▶ [EXERCISE REQUIREMENTS] Output each line exactly as it appears, skipping any embedded picture.

'''

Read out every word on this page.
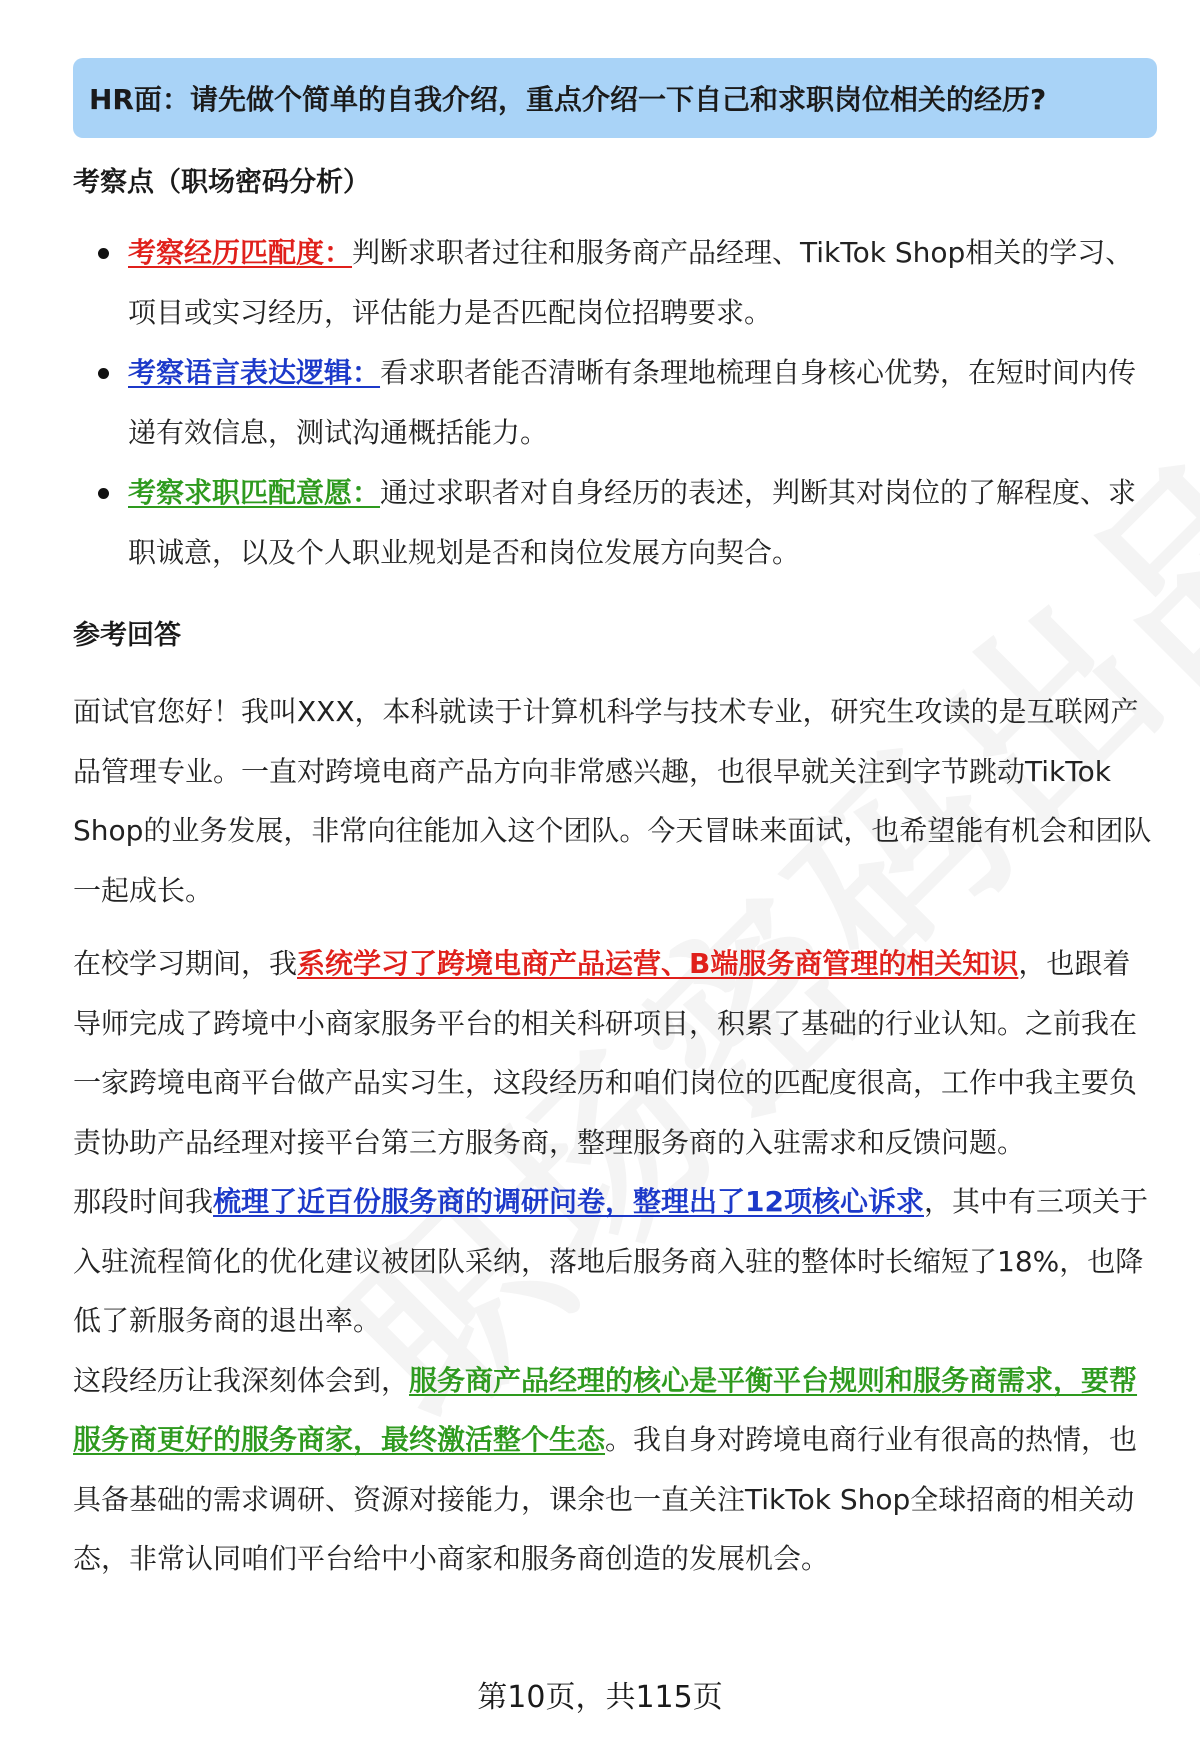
HR面：请先做个简单的自我介绍，重点介绍一下自己和求职岗位相关的经历?

考察点（职场密码分析）

考察经历匹配度：判断求职者过往和服务商产品经理、TikTok Shop相关的学习、项目或实习经历，评估能力是否匹配岗位招聘要求。
考察语言表达逻辑：看求职者能否清晰有条理地梳理自身核心优势，在短时间内传递有效信息，测试沟通概括能力。
考察求职匹配意愿：通过求职者对自身经历的表述，判断其对岗位的了解程度、求职诚意，以及个人职业规划是否和岗位发展方向契合。

参考回答

面试官您好！我叫XXX，本科就读于计算机科学与技术专业，研究生攻读的是互联网产品管理专业。一直对跨境电商产品方向非常感兴趣，也很早就关注到字节跳动TikTok Shop的业务发展，非常向往能加入这个团队。今天冒昧来面试，也希望能有机会和团队一起成长。

在校学习期间，我系统学习了跨境电商产品运营、B端服务商管理的相关知识，也跟着导师完成了跨境中小商家服务平台的相关科研项目，积累了基础的行业认知。之前我在一家跨境电商平台做产品实习生，这段经历和咱们岗位的匹配度很高，工作中我主要负责协助产品经理对接平台第三方服务商，整理服务商的入驻需求和反馈问题。

那段时间我梳理了近百份服务商的调研问卷，整理出了12项核心诉求，其中有三项关于入驻流程简化的优化建议被团队采纳，落地后服务商入驻的整体时长缩短了18%，也降低了新服务商的退出率。

这段经历让我深刻体会到，服务商产品经理的核心是平衡平台规则和服务商需求，要帮服务商更好的服务商家，最终激活整个生态。我自身对跨境电商行业有很高的热情，也具备基础的需求调研、资源对接能力，课余也一直关注TikTok Shop全球招商的相关动态，非常认同咱们平台给中小商家和服务商创造的发展机会。

第10页，共115页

'''

▶ [TASK RESULT]
Read out every word on this page.
HR面：请先做个简单的自我介绍，重点介绍一下自己和求职岗位相关的经历?

考察点（职场密码分析）

考察经历匹配度：判断求职者过往和服务商产品经理、TikTok Shop相关的学习、项目或实习经历，评估能力是否匹配岗位招聘要求。
考察语言表达逻辑：看求职者能否清晰有条理地梳理自身核心优势，在短时间内传递有效信息，测试沟通概括能力。
考察求职匹配意愿：通过求职者对自身经历的表述，判断其对岗位的了解程度、求职诚意，以及个人职业规划是否和岗位发展方向契合。

参考回答

面试官您好！我叫XXX，本科就读于计算机科学与技术专业，研究生攻读的是互联网产品管理专业。一直对跨境电商产品方向非常感兴趣，也很早就关注到字节跳动TikTok Shop的业务发展，非常向往能加入这个团队。今天冒昧来面试，也希望能有机会和团队一起成长。

在校学习期间，我系统学习了跨境电商产品运营、B端服务商管理的相关知识，也跟着导师完成了跨境中小商家服务平台的相关科研项目，积累了基础的行业认知。之前我在一家跨境电商平台做产品实习生，这段经历和咱们岗位的匹配度很高，工作中我主要负责协助产品经理对接平台第三方服务商，整理服务商的入驻需求和反馈问题。

那段时间我梳理了近百份服务商的调研问卷，整理出了12项核心诉求，其中有三项关于入驻流程简化的优化建议被团队采纳，落地后服务商入驻的整体时长缩短了18%，也降低了新服务商的退出率。

这段经历让我深刻体会到，服务商产品经理的核心是平衡平台规则和服务商需求，要帮服务商更好的服务商家，最终激活整个生态。我自身对跨境电商行业有很高的热情，也具备基础的需求调研、资源对接能力，课余也一直关注TikTok Shop全球招商的相关动态，非常认同咱们平台给中小商家和服务商创造的发展机会。

第10页，共115页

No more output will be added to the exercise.